What is expected
Repeat the material exactly as it appears.

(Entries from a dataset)

^^^^^^^^

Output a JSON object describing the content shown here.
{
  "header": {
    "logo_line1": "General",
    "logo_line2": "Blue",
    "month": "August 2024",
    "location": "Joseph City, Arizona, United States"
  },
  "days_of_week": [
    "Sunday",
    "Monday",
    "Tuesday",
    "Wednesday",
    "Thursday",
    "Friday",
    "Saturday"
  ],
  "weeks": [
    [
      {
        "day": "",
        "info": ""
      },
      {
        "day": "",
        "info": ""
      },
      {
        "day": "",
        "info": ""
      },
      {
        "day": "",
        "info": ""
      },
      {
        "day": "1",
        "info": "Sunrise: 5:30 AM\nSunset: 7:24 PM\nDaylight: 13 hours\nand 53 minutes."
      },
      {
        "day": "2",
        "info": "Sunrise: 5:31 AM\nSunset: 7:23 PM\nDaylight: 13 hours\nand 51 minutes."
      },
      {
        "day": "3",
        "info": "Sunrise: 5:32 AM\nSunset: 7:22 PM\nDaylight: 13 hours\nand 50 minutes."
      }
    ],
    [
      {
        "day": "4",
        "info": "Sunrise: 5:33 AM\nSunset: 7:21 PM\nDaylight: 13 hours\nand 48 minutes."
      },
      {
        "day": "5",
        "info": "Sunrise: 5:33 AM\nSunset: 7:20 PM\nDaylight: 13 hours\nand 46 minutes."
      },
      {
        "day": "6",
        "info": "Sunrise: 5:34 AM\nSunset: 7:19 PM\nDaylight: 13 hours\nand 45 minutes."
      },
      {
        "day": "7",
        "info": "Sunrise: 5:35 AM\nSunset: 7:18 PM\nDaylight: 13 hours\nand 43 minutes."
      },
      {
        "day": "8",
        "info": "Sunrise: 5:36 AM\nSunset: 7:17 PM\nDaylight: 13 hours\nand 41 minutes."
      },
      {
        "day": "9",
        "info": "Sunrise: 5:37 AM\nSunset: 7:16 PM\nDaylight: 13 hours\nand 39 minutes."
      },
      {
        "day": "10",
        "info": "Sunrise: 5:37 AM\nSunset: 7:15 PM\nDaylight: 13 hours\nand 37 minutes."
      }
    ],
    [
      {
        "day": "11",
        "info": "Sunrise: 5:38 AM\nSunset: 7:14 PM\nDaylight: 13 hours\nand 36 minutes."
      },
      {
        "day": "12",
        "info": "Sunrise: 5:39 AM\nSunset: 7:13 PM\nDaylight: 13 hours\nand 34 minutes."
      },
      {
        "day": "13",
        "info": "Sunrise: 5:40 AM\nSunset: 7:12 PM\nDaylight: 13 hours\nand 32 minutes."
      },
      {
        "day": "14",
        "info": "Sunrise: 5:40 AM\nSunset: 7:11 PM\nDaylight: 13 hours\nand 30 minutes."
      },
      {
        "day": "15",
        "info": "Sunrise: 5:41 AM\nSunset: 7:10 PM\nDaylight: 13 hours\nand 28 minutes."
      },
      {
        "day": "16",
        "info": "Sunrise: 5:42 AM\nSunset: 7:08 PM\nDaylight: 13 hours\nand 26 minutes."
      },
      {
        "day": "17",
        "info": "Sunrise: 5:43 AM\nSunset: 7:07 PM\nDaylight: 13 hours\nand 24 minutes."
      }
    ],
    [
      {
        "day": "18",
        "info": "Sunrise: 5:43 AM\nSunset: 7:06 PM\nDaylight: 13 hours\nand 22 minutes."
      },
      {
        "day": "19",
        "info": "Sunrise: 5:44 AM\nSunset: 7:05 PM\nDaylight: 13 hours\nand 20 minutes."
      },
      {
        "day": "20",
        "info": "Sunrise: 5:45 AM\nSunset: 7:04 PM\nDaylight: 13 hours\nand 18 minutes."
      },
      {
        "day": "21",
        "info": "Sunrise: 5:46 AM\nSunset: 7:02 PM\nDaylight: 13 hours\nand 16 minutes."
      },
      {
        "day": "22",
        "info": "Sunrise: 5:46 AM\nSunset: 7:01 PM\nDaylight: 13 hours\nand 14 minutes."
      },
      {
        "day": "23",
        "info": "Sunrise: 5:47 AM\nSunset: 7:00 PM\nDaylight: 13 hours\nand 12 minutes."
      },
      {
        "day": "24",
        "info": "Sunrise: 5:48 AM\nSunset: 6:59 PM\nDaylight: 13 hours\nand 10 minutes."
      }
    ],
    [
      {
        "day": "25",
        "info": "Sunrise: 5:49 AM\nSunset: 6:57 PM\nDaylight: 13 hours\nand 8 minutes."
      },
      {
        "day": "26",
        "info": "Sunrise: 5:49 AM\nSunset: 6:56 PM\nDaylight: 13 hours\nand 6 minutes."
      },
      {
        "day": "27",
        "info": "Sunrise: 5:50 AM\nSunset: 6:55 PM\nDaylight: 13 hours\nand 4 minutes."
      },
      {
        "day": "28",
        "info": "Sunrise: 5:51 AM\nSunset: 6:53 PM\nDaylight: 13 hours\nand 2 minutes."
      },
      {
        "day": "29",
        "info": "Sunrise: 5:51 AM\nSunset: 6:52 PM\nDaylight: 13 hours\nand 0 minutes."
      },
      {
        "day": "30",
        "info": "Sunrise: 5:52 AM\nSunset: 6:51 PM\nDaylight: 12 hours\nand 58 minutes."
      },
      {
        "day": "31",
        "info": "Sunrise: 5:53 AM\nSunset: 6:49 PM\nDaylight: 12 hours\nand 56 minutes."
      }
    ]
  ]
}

^^^^^^^^

Right answer
Output a JSON object describing the content shown here.
{
  "header": {
    "logo_line1": "General",
    "logo_line2": "Blue",
    "month": "August 2024",
    "location": "Joseph City, Arizona, United States"
  },
  "days_of_week": [
    "Sunday",
    "Monday",
    "Tuesday",
    "Wednesday",
    "Thursday",
    "Friday",
    "Saturday"
  ],
  "weeks": [
    [
      {
        "day": "",
        "info": ""
      },
      {
        "day": "",
        "info": ""
      },
      {
        "day": "",
        "info": ""
      },
      {
        "day": "",
        "info": ""
      },
      {
        "day": "1",
        "info": "Sunrise: 5:30 AM\nSunset: 7:24 PM\nDaylight: 13 hours\nand 53 minutes."
      },
      {
        "day": "2",
        "info": "Sunrise: 5:31 AM\nSunset: 7:23 PM\nDaylight: 13 hours\nand 51 minutes."
      },
      {
        "day": "3",
        "info": "Sunrise: 5:32 AM\nSunset: 7:22 PM\nDaylight: 13 hours\nand 50 minutes."
      }
    ],
    [
      {
        "day": "4",
        "info": "Sunrise: 5:33 AM\nSunset: 7:21 PM\nDaylight: 13 hours\nand 48 minutes."
      },
      {
        "day": "5",
        "info": "Sunrise: 5:33 AM\nSunset: 7:20 PM\nDaylight: 13 hours\nand 46 minutes."
      },
      {
        "day": "6",
        "info": "Sunrise: 5:34 AM\nSunset: 7:19 PM\nDaylight: 13 hours\nand 45 minutes."
      },
      {
        "day": "7",
        "info": "Sunrise: 5:35 AM\nSunset: 7:18 PM\nDaylight: 13 hours\nand 43 minutes."
      },
      {
        "day": "8",
        "info": "Sunrise: 5:36 AM\nSunset: 7:17 PM\nDaylight: 13 hours\nand 41 minutes."
      },
      {
        "day": "9",
        "info": "Sunrise: 5:37 AM\nSunset: 7:16 PM\nDaylight: 13 hours\nand 39 minutes."
      },
      {
        "day": "10",
        "info": "Sunrise: 5:37 AM\nSunset: 7:15 PM\nDaylight: 13 hours\nand 37 minutes."
      }
    ],
    [
      {
        "day": "11",
        "info": "Sunrise: 5:38 AM\nSunset: 7:14 PM\nDaylight: 13 hours\nand 36 minutes."
      },
      {
        "day": "12",
        "info": "Sunrise: 5:39 AM\nSunset: 7:13 PM\nDaylight: 13 hours\nand 34 minutes."
      },
      {
        "day": "13",
        "info": "Sunrise: 5:40 AM\nSunset: 7:12 PM\nDaylight: 13 hours\nand 32 minutes."
      },
      {
        "day": "14",
        "info": "Sunrise: 5:40 AM\nSunset: 7:11 PM\nDaylight: 13 hours\nand 30 minutes."
      },
      {
        "day": "15",
        "info": "Sunrise: 5:41 AM\nSunset: 7:10 PM\nDaylight: 13 hours\nand 28 minutes."
      },
      {
        "day": "16",
        "info": "Sunrise: 5:42 AM\nSunset: 7:08 PM\nDaylight: 13 hours\nand 26 minutes."
      },
      {
        "day": "17",
        "info": "Sunrise: 5:43 AM\nSunset: 7:07 PM\nDaylight: 13 hours\nand 24 minutes."
      }
    ],
    [
      {
        "day": "18",
        "info": "Sunrise: 5:43 AM\nSunset: 7:06 PM\nDaylight: 13 hours\nand 22 minutes."
      },
      {
        "day": "19",
        "info": "Sunrise: 5:44 AM\nSunset: 7:05 PM\nDaylight: 13 hours\nand 20 minutes."
      },
      {
        "day": "20",
        "info": "Sunrise: 5:45 AM\nSunset: 7:04 PM\nDaylight: 13 hours\nand 18 minutes."
      },
      {
        "day": "21",
        "info": "Sunrise: 5:46 AM\nSunset: 7:02 PM\nDaylight: 13 hours\nand 16 minutes."
      },
      {
        "day": "22",
        "info": "Sunrise: 5:46 AM\nSunset: 7:01 PM\nDaylight: 13 hours\nand 14 minutes."
      },
      {
        "day": "23",
        "info": "Sunrise: 5:47 AM\nSunset: 7:00 PM\nDaylight: 13 hours\nand 12 minutes."
      },
      {
        "day": "24",
        "info": "Sunrise: 5:48 AM\nSunset: 6:59 PM\nDaylight: 13 hours\nand 10 minutes."
      }
    ],
    [
      {
        "day": "25",
        "info": "Sunrise: 5:49 AM\nSunset: 6:57 PM\nDaylight: 13 hours\nand 8 minutes."
      },
      {
        "day": "26",
        "info": "Sunrise: 5:49 AM\nSunset: 6:56 PM\nDaylight: 13 hours\nand 6 minutes."
      },
      {
        "day": "27",
        "info": "Sunrise: 5:50 AM\nSunset: 6:55 PM\nDaylight: 13 hours\nand 4 minutes."
      },
      {
        "day": "28",
        "info": "Sunrise: 5:51 AM\nSunset: 6:53 PM\nDaylight: 13 hours\nand 2 minutes."
      },
      {
        "day": "29",
        "info": "Sunrise: 5:51 AM\nSunset: 6:52 PM\nDaylight: 13 hours\nand 0 minutes."
      },
      {
        "day": "30",
        "info": "Sunrise: 5:52 AM\nSunset: 6:51 PM\nDaylight: 12 hours\nand 58 minutes."
      },
      {
        "day": "31",
        "info": "Sunrise: 5:53 AM\nSunset: 6:49 PM\nDaylight: 12 hours\nand 56 minutes."
      }
    ]
  ]
}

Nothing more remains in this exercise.